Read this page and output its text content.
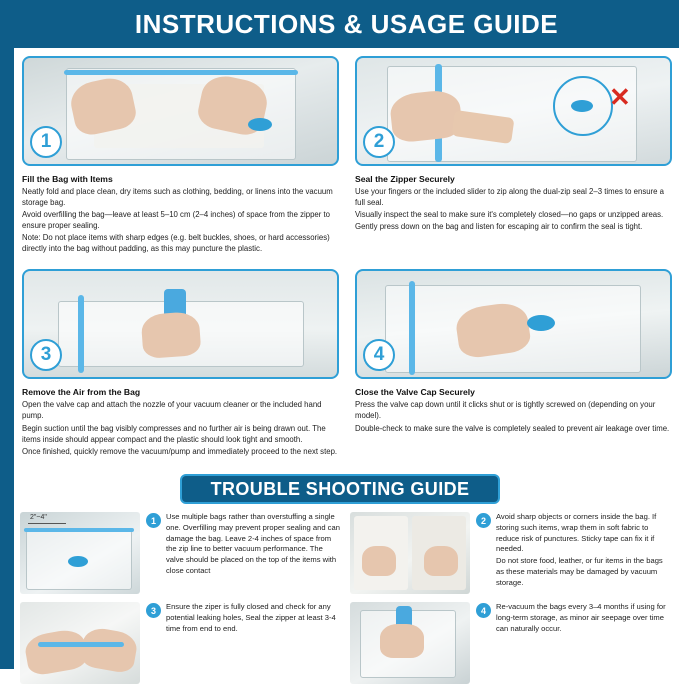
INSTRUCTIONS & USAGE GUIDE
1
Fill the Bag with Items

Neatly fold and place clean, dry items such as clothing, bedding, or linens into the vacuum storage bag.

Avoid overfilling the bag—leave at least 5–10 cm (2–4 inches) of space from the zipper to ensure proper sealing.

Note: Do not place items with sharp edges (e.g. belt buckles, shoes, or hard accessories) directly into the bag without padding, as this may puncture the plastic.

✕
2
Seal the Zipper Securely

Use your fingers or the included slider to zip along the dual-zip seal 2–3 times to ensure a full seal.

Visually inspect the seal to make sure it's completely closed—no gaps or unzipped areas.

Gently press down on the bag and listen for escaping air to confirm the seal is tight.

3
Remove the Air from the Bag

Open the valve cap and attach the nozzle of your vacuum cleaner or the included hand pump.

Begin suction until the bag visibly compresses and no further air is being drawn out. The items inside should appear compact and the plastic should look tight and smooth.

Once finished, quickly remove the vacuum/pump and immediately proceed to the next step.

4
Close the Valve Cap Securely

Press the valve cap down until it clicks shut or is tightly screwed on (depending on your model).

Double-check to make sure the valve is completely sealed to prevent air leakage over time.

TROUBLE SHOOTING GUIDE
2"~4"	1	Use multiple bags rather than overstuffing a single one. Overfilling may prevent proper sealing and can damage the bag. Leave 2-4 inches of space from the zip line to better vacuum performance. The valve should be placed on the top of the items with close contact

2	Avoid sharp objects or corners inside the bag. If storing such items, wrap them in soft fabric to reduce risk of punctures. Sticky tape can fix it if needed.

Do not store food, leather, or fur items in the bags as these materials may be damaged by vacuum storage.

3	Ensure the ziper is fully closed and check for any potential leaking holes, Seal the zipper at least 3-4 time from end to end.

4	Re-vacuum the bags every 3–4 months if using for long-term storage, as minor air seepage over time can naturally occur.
...
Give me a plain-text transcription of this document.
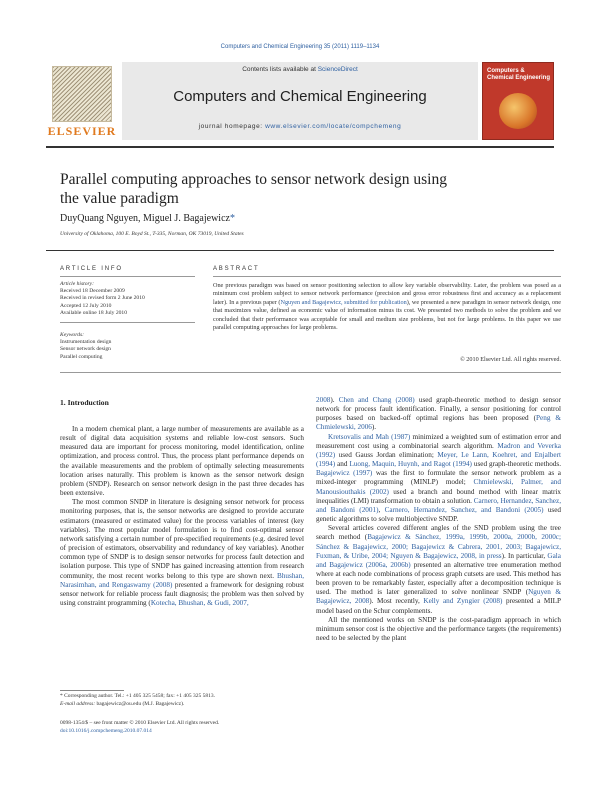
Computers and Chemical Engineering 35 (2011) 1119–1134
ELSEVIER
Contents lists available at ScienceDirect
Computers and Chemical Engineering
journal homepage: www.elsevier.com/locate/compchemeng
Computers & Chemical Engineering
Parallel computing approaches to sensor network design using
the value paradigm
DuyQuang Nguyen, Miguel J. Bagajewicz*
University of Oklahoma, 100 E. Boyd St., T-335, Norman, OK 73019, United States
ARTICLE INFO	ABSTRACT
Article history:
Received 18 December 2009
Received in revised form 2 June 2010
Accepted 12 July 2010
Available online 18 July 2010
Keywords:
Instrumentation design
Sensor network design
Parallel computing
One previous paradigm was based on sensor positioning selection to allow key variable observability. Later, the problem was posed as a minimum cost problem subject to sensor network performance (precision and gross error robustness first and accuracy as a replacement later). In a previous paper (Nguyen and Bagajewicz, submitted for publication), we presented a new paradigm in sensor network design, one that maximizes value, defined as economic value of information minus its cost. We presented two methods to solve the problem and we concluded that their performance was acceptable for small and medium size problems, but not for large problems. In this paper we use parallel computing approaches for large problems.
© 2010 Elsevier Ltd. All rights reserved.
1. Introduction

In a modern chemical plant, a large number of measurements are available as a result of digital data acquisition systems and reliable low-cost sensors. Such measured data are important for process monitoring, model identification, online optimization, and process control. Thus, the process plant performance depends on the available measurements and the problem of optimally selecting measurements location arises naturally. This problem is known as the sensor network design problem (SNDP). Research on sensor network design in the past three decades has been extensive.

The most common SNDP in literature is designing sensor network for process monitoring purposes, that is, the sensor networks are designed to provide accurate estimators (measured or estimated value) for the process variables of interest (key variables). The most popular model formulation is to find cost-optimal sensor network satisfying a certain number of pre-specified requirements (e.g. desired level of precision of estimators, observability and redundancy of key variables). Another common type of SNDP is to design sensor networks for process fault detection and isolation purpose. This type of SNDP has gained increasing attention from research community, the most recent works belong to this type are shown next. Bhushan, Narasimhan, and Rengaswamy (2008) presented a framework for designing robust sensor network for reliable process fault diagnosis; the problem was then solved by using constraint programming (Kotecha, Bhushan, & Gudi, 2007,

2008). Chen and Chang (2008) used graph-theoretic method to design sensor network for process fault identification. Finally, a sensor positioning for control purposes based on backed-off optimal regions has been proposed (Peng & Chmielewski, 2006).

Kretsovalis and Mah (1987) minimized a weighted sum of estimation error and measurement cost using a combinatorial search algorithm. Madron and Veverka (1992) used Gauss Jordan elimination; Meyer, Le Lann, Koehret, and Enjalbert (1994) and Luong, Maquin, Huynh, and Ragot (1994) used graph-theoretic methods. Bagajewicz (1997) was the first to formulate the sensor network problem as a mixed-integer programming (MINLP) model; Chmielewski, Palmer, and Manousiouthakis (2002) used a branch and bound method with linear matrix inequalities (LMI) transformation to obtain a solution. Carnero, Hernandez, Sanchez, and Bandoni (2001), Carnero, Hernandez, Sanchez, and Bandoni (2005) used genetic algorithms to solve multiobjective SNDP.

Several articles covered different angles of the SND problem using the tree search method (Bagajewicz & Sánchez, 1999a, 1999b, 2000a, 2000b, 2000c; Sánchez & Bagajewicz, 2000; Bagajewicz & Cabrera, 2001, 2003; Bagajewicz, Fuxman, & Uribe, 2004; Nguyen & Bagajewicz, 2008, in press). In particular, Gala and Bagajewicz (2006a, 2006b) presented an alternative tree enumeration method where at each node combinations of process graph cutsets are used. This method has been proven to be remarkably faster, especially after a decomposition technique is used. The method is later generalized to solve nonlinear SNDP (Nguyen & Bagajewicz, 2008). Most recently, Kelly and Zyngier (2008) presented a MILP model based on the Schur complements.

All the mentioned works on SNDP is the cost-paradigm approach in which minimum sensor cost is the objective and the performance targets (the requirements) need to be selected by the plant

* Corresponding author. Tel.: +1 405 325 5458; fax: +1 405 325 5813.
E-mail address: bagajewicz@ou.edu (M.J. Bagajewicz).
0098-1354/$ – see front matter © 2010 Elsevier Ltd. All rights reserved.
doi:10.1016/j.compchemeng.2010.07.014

* **Stated problem**:
Gather every line from the entries above where the word "computing" appears, and copy them.

* **Response to this exercise**:
Parallel computing approaches to sensor network design using
Parallel computing
One previous paradigm was based on sensor positioning selection to allow key variable observability. Later, the problem was posed as a minimum cost problem subject to sensor network performance (precision and gross error robustness first and accuracy as a replacement later). In a previous paper (Nguyen and Bagajewicz, submitted for publication), we presented a new paradigm in sensor network design, one that maximizes value, defined as economic value of information minus its cost. We presented two methods to solve the problem and we concluded that their performance was acceptable for small and medium size problems, but not for large problems. In this paper we use parallel computing approaches for large problems.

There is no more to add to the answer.